Scan the listing that follows and report how many lines contain "others". Write the number alone.

Stored data entries:
....................
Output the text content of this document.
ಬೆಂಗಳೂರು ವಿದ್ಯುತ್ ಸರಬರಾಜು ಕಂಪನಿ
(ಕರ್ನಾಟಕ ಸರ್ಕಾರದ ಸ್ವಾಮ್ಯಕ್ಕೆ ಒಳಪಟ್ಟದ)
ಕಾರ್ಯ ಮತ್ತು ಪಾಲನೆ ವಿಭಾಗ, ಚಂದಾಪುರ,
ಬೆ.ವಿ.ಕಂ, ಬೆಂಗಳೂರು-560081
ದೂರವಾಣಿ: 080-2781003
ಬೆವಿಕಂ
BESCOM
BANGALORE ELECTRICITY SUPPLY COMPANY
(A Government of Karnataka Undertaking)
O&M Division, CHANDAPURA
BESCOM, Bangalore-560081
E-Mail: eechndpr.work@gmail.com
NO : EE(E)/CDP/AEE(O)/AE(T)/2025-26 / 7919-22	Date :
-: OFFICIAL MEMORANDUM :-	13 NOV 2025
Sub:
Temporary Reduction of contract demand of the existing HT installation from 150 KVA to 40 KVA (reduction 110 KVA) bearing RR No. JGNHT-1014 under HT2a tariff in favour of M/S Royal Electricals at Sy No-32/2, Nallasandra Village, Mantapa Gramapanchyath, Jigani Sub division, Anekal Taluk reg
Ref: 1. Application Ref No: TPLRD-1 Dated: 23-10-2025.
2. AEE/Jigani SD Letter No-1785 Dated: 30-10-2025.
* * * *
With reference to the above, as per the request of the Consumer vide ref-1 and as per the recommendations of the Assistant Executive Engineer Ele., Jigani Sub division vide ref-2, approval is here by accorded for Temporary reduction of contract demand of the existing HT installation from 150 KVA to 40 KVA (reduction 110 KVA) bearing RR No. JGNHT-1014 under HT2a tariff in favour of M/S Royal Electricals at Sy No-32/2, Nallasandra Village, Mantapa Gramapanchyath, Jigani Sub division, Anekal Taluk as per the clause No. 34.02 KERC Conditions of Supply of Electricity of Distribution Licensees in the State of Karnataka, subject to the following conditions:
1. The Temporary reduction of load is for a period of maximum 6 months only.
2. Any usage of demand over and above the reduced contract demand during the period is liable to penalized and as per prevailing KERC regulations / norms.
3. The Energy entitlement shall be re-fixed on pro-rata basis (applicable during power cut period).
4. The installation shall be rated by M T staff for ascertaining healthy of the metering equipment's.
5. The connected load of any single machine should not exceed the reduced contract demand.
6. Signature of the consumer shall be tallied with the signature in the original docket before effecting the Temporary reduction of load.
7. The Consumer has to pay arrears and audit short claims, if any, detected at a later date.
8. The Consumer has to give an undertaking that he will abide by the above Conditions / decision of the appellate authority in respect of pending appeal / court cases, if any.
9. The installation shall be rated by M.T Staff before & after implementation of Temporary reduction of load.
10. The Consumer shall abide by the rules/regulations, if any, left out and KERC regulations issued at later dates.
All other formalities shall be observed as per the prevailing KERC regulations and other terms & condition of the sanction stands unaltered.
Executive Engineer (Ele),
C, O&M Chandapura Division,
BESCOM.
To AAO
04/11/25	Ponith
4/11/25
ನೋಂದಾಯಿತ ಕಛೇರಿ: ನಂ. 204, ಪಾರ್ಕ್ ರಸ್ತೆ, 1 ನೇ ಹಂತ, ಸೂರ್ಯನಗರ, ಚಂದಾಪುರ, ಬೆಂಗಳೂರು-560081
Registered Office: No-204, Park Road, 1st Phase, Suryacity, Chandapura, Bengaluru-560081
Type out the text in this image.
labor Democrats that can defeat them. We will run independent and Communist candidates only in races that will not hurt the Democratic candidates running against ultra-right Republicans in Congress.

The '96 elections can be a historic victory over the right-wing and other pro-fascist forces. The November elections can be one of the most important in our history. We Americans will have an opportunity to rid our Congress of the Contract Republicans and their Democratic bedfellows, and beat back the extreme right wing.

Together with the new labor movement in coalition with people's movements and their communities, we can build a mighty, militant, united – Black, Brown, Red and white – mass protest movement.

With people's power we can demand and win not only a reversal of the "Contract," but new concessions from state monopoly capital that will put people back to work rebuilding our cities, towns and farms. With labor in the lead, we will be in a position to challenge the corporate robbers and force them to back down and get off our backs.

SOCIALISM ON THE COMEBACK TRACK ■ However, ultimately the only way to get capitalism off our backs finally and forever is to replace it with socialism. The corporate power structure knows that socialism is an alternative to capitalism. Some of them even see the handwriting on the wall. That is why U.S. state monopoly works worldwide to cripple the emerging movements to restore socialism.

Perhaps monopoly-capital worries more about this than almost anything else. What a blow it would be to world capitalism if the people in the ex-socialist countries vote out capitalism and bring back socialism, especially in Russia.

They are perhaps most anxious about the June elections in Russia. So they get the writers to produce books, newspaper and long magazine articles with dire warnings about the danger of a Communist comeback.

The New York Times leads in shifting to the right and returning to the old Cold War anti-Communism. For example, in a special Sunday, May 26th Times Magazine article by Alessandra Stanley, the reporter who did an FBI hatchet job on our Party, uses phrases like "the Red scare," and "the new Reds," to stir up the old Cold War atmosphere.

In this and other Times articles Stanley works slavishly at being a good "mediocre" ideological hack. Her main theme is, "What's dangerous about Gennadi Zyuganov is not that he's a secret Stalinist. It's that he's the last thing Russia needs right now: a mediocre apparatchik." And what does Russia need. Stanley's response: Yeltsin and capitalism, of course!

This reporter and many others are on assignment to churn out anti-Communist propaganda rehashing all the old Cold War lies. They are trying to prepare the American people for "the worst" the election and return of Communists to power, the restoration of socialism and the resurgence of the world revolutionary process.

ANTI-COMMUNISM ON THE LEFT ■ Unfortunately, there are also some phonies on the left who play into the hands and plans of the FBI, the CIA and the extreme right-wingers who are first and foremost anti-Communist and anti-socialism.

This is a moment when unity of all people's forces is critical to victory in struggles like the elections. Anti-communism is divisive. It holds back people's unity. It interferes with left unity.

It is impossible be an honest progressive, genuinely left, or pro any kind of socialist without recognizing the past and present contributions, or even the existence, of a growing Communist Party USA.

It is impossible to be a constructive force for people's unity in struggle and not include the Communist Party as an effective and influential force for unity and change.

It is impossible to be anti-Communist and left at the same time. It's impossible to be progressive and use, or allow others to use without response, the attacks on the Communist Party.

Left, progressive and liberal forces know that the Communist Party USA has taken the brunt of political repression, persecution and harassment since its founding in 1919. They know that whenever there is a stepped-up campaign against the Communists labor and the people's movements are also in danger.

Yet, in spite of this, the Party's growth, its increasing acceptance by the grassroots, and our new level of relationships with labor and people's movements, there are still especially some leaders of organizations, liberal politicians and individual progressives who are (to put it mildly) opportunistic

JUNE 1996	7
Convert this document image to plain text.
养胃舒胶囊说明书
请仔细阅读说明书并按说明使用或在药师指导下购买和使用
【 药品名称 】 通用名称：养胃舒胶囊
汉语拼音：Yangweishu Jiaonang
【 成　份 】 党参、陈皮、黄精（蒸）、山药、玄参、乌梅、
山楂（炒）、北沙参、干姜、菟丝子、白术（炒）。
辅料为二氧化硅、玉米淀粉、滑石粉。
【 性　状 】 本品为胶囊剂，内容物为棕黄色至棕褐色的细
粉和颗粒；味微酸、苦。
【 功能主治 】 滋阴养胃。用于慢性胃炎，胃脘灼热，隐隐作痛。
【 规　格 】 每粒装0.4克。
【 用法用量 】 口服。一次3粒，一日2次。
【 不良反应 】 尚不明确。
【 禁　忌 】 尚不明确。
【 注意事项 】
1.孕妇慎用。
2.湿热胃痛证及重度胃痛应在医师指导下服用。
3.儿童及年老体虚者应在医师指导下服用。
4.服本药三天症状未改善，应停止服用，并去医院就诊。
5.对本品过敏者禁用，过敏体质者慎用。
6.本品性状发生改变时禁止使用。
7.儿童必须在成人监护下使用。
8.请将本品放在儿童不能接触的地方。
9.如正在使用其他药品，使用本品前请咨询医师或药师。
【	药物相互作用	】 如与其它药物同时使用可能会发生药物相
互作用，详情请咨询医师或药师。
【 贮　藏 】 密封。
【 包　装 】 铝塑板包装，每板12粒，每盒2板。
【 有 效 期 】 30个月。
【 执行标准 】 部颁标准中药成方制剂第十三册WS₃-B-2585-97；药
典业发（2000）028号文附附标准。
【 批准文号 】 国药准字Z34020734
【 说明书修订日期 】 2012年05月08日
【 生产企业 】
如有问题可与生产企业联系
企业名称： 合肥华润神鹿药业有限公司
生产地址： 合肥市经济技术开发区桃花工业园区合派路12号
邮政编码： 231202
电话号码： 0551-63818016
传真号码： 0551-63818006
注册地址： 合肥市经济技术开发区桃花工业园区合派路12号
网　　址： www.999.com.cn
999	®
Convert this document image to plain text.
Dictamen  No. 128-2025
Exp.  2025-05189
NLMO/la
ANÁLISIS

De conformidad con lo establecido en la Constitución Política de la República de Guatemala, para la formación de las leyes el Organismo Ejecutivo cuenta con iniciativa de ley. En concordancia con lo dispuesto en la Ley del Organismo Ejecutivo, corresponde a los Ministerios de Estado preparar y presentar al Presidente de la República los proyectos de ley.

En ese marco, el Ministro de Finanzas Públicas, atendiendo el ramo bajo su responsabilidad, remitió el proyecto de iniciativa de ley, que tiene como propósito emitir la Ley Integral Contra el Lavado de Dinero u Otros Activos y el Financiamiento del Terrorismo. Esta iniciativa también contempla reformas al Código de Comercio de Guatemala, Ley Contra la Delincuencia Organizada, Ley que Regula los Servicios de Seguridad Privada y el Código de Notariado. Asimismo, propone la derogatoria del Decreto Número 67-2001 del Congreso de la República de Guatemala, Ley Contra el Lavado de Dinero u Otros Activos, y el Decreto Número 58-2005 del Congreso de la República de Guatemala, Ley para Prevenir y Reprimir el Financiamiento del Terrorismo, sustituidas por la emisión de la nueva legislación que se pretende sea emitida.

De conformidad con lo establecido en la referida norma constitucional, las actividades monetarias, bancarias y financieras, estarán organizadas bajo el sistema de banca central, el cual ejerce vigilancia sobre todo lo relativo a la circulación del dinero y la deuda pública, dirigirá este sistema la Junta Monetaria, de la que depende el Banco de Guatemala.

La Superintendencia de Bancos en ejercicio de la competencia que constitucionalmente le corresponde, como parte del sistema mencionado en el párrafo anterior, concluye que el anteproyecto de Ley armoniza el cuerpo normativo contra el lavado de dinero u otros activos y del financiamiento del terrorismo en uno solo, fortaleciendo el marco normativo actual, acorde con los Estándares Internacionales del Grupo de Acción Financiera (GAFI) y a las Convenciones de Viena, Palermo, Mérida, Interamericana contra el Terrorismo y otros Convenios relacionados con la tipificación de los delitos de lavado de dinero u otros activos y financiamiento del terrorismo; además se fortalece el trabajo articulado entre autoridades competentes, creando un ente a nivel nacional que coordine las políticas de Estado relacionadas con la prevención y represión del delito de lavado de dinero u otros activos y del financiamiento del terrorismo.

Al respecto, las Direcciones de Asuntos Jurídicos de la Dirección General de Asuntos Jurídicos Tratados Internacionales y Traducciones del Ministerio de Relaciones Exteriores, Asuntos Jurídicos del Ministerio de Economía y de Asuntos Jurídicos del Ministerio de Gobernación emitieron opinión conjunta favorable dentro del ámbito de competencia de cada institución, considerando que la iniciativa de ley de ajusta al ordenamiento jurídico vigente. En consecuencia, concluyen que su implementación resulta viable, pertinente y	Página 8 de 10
....................
**Completed task:**
2